◆ **TASK TO COMPLETE**
Search the material below for the string "トリドールホールディングス" and extract each line that has it.

◆ **DATASET ROWS**

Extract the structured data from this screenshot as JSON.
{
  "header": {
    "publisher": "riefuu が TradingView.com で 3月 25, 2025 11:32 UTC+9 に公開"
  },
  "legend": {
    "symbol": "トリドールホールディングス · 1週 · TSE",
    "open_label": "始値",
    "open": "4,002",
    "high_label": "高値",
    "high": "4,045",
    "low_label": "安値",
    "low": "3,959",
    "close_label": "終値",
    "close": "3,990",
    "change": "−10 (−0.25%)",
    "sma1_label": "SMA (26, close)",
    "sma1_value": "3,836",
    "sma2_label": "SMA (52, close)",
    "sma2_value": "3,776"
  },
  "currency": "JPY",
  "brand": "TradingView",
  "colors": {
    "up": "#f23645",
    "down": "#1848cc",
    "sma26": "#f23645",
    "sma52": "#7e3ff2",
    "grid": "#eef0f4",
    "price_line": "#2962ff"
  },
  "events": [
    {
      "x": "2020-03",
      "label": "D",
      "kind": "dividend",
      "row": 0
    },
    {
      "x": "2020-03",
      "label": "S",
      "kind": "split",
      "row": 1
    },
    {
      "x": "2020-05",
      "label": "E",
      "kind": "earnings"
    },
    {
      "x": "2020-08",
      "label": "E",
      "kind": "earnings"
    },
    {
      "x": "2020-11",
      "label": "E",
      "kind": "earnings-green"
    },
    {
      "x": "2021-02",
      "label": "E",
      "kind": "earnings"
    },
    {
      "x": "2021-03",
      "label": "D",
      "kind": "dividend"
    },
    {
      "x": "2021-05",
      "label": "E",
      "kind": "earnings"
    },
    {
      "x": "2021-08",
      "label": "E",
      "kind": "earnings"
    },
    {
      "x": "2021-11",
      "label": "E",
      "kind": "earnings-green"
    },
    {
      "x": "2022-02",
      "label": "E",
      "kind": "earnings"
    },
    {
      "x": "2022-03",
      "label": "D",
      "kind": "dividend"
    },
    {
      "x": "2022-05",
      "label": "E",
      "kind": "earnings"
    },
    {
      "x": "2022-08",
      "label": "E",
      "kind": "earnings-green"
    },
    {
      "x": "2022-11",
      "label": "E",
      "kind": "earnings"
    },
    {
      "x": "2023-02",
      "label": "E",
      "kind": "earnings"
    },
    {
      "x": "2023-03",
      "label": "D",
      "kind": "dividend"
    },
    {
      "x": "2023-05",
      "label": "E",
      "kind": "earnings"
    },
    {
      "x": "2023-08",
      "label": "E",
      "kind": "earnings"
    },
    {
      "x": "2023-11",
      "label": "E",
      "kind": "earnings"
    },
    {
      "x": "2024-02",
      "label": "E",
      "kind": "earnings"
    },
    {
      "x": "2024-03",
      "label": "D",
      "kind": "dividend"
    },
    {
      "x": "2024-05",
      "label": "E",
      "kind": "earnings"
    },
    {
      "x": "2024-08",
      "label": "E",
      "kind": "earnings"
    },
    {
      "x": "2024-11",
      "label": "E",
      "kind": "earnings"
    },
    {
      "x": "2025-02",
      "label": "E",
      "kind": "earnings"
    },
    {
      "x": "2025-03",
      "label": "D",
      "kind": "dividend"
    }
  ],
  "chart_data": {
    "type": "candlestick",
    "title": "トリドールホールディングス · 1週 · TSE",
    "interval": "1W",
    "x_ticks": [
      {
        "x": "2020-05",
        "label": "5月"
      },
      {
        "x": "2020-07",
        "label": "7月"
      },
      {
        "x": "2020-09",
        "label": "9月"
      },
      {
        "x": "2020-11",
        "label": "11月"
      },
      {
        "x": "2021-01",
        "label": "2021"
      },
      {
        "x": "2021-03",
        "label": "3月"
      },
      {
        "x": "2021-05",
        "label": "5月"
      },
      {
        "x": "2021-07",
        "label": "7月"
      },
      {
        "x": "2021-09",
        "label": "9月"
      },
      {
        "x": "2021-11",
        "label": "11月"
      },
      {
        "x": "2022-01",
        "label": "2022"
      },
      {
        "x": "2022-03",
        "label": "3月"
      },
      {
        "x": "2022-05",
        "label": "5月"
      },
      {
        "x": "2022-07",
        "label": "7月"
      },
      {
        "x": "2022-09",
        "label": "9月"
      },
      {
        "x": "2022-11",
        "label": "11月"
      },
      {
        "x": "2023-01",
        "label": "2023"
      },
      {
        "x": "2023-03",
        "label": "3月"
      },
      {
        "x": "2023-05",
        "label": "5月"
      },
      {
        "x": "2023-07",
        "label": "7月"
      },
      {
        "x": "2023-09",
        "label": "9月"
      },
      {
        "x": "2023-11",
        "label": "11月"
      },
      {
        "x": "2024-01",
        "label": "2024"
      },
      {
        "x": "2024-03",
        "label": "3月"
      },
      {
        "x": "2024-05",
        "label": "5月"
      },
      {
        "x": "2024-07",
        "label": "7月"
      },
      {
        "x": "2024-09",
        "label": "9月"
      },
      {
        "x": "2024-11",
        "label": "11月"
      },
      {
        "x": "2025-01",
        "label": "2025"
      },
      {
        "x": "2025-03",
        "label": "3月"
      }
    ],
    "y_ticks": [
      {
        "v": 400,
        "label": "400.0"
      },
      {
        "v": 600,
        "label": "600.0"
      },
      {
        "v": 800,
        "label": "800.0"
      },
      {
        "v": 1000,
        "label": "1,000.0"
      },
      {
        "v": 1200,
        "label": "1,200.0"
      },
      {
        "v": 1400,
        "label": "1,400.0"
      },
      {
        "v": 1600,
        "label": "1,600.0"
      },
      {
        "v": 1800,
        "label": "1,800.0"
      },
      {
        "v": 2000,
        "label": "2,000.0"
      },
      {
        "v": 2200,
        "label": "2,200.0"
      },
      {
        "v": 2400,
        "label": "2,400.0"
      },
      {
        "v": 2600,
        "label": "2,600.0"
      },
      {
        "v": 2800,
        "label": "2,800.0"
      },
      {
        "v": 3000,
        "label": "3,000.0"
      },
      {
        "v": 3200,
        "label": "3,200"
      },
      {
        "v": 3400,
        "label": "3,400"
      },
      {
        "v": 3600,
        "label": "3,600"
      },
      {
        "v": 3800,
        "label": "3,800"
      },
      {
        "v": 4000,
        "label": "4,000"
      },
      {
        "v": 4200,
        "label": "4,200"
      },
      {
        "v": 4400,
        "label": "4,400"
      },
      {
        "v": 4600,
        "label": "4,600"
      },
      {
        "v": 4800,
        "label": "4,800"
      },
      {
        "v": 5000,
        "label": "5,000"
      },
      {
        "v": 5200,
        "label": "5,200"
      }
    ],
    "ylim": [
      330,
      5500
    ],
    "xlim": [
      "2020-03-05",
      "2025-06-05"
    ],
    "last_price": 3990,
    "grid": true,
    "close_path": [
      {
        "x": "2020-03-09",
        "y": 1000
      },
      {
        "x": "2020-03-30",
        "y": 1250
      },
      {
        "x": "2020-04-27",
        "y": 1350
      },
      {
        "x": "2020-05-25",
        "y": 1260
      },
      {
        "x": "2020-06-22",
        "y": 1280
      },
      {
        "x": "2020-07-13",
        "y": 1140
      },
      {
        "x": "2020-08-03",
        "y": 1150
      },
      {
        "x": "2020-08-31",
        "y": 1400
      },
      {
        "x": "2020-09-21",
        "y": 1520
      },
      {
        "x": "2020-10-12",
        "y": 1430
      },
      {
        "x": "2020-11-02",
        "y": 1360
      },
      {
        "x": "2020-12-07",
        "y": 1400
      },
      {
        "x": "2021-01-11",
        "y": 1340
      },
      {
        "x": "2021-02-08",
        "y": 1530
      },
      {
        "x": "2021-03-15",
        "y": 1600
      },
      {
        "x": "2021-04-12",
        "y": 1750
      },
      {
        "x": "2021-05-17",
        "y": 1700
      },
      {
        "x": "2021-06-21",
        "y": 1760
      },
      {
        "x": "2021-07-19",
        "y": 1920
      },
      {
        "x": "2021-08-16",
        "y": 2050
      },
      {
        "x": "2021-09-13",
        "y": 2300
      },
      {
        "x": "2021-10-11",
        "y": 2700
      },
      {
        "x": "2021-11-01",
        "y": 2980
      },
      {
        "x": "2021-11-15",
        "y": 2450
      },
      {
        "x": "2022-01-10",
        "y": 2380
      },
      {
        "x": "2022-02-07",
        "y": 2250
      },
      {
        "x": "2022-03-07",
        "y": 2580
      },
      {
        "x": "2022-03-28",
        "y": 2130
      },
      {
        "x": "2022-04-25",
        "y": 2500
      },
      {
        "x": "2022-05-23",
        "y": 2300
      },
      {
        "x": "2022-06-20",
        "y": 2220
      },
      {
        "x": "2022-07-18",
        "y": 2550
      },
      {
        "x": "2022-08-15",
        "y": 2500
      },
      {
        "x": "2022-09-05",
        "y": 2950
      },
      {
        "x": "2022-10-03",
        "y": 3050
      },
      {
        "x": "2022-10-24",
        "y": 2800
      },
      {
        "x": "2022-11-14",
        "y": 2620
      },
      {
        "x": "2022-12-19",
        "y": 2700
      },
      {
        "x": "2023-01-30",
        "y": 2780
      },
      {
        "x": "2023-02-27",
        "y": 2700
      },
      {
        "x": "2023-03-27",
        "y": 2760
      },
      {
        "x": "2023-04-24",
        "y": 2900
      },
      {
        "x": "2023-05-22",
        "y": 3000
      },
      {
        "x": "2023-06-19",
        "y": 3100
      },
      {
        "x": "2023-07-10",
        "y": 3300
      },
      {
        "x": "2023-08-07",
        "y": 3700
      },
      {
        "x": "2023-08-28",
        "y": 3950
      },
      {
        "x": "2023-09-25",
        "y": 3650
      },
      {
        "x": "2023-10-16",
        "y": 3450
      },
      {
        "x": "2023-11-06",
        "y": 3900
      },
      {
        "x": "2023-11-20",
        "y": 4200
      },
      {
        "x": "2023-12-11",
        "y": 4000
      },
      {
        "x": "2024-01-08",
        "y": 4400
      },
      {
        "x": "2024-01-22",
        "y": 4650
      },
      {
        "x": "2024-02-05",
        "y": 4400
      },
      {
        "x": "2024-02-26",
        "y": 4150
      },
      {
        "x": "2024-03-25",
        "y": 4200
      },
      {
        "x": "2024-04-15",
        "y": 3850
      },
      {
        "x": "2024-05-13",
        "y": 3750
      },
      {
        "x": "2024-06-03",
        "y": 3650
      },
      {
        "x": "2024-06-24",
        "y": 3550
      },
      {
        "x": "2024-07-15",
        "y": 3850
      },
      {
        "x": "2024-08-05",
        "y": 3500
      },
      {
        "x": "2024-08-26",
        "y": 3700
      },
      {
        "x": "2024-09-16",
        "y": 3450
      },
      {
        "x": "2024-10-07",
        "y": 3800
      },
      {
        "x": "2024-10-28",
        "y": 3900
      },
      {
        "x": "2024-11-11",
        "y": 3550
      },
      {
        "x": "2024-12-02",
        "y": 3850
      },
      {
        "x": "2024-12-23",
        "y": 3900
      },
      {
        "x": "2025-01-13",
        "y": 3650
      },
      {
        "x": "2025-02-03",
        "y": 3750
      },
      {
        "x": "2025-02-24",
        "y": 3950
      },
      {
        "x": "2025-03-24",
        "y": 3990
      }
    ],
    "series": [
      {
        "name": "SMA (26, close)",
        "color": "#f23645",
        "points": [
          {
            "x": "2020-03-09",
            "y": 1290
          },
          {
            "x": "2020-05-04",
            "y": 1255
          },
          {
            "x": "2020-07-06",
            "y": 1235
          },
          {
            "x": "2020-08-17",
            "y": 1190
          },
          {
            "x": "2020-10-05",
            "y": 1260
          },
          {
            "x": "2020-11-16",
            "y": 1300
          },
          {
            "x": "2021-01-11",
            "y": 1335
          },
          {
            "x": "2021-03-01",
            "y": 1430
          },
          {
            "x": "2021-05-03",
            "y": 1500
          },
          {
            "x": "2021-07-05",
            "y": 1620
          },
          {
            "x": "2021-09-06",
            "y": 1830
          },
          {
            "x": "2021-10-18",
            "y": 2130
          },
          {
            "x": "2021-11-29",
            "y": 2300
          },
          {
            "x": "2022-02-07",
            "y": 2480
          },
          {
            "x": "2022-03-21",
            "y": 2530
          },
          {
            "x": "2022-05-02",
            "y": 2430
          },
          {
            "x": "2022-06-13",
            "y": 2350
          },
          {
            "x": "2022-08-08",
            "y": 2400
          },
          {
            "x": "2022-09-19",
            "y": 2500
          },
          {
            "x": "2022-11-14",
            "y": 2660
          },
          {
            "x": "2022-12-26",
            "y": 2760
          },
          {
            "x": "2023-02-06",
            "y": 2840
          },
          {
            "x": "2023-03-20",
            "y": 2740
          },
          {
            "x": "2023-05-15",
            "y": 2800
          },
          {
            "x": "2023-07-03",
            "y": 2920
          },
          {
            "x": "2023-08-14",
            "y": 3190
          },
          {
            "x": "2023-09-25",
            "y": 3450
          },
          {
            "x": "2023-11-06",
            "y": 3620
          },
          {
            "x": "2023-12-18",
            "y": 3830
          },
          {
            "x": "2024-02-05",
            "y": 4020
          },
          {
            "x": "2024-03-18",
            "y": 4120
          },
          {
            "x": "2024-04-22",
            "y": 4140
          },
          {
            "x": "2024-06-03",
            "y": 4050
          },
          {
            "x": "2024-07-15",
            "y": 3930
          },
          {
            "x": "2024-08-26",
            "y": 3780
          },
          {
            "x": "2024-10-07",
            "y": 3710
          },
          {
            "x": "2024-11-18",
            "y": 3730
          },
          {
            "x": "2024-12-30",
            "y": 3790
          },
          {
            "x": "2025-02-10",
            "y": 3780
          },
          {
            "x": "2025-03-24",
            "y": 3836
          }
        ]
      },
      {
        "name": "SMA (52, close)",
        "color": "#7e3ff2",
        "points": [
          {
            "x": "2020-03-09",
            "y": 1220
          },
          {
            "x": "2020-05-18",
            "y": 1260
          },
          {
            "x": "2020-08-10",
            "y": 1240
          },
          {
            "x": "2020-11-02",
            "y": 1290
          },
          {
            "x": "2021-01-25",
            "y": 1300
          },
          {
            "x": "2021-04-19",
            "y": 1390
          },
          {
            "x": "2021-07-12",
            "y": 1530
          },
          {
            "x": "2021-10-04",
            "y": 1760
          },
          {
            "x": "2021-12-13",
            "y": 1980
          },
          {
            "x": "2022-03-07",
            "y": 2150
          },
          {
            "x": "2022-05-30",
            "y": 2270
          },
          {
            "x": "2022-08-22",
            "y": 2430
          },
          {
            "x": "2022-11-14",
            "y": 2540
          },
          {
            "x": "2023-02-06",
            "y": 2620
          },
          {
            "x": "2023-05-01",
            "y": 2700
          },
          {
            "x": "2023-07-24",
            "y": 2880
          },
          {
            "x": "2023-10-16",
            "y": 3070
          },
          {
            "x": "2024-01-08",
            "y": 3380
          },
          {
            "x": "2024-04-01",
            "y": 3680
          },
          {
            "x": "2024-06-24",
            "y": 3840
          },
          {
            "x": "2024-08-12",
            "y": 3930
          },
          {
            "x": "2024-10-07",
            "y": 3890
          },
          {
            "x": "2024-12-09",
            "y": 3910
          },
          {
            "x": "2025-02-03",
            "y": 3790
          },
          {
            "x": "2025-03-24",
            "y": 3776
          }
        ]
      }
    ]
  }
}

◆ **ANSWER BELOW**
    "symbol": "トリドールホールディングス · 1週 · TSE",
    "title": "トリドールホールディングス · 1週 · TSE",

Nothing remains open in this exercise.